Saved entries
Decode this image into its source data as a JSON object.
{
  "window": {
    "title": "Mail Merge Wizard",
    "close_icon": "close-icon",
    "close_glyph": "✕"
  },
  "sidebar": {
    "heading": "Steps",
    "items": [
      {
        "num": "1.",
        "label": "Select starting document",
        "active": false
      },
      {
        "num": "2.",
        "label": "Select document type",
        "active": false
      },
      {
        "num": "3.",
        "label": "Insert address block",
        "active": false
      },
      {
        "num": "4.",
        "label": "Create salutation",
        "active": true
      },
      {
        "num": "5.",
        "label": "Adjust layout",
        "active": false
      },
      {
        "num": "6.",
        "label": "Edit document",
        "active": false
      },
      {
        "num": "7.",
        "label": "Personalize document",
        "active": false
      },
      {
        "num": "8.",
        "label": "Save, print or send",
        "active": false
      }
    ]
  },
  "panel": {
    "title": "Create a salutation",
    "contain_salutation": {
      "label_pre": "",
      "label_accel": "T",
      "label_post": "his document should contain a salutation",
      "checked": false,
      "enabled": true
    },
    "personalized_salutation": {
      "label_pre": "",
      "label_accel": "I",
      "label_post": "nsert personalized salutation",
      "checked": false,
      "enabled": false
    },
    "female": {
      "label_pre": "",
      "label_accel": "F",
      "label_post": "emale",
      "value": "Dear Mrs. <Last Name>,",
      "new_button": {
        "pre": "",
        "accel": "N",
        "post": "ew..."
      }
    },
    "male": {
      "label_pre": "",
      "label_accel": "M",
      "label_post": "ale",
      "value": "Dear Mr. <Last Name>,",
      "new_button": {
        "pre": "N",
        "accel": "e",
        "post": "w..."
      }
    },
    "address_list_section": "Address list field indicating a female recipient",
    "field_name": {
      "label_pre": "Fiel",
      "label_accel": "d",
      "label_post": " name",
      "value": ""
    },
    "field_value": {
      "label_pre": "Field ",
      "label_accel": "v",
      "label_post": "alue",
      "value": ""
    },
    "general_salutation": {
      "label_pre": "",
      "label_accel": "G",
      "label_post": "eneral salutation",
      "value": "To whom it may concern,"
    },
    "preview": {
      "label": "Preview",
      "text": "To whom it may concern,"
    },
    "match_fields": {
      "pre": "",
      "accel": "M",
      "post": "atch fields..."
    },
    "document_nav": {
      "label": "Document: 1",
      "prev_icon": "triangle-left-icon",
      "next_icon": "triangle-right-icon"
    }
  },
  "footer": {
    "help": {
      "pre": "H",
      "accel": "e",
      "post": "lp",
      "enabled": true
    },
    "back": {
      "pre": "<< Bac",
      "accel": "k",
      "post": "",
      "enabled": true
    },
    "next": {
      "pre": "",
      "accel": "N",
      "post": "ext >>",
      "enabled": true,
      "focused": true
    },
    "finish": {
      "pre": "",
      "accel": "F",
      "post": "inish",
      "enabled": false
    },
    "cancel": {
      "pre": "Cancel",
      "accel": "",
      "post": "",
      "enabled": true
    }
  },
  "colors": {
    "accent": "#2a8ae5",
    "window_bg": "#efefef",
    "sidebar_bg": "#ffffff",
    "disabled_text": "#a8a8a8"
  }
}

◆ Requirements ◆
Restate each record word for word.

◆ Exercise solution ◆
Decode this image into its source data as a JSON object.
{
  "window": {
    "title": "Mail Merge Wizard",
    "close_icon": "close-icon",
    "close_glyph": "✕"
  },
  "sidebar": {
    "heading": "Steps",
    "items": [
      {
        "num": "1.",
        "label": "Select starting document",
        "active": false
      },
      {
        "num": "2.",
        "label": "Select document type",
        "active": false
      },
      {
        "num": "3.",
        "label": "Insert address block",
        "active": false
      },
      {
        "num": "4.",
        "label": "Create salutation",
        "active": true
      },
      {
        "num": "5.",
        "label": "Adjust layout",
        "active": false
      },
      {
        "num": "6.",
        "label": "Edit document",
        "active": false
      },
      {
        "num": "7.",
        "label": "Personalize document",
        "active": false
      },
      {
        "num": "8.",
        "label": "Save, print or send",
        "active": false
      }
    ]
  },
  "panel": {
    "title": "Create a salutation",
    "contain_salutation": {
      "label_pre": "",
      "label_accel": "T",
      "label_post": "his document should contain a salutation",
      "checked": false,
      "enabled": true
    },
    "personalized_salutation": {
      "label_pre": "",
      "label_accel": "I",
      "label_post": "nsert personalized salutation",
      "checked": false,
      "enabled": false
    },
    "female": {
      "label_pre": "",
      "label_accel": "F",
      "label_post": "emale",
      "value": "Dear Mrs. <Last Name>,",
      "new_button": {
        "pre": "",
        "accel": "N",
        "post": "ew..."
      }
    },
    "male": {
      "label_pre": "",
      "label_accel": "M",
      "label_post": "ale",
      "value": "Dear Mr. <Last Name>,",
      "new_button": {
        "pre": "N",
        "accel": "e",
        "post": "w..."
      }
    },
    "address_list_section": "Address list field indicating a female recipient",
    "field_name": {
      "label_pre": "Fiel",
      "label_accel": "d",
      "label_post": " name",
      "value": ""
    },
    "field_value": {
      "label_pre": "Field ",
      "label_accel": "v",
      "label_post": "alue",
      "value": ""
    },
    "general_salutation": {
      "label_pre": "",
      "label_accel": "G",
      "label_post": "eneral salutation",
      "value": "To whom it may concern,"
    },
    "preview": {
      "label": "Preview",
      "text": "To whom it may concern,"
    },
    "match_fields": {
      "pre": "",
      "accel": "M",
      "post": "atch fields..."
    },
    "document_nav": {
      "label": "Document: 1",
      "prev_icon": "triangle-left-icon",
      "next_icon": "triangle-right-icon"
    }
  },
  "footer": {
    "help": {
      "pre": "H",
      "accel": "e",
      "post": "lp",
      "enabled": true
    },
    "back": {
      "pre": "<< Bac",
      "accel": "k",
      "post": "",
      "enabled": true
    },
    "next": {
      "pre": "",
      "accel": "N",
      "post": "ext >>",
      "enabled": true,
      "focused": true
    },
    "finish": {
      "pre": "",
      "accel": "F",
      "post": "inish",
      "enabled": false
    },
    "cancel": {
      "pre": "Cancel",
      "accel": "",
      "post": "",
      "enabled": true
    }
  },
  "colors": {
    "accent": "#2a8ae5",
    "window_bg": "#efefef",
    "sidebar_bg": "#ffffff",
    "disabled_text": "#a8a8a8"
  }
}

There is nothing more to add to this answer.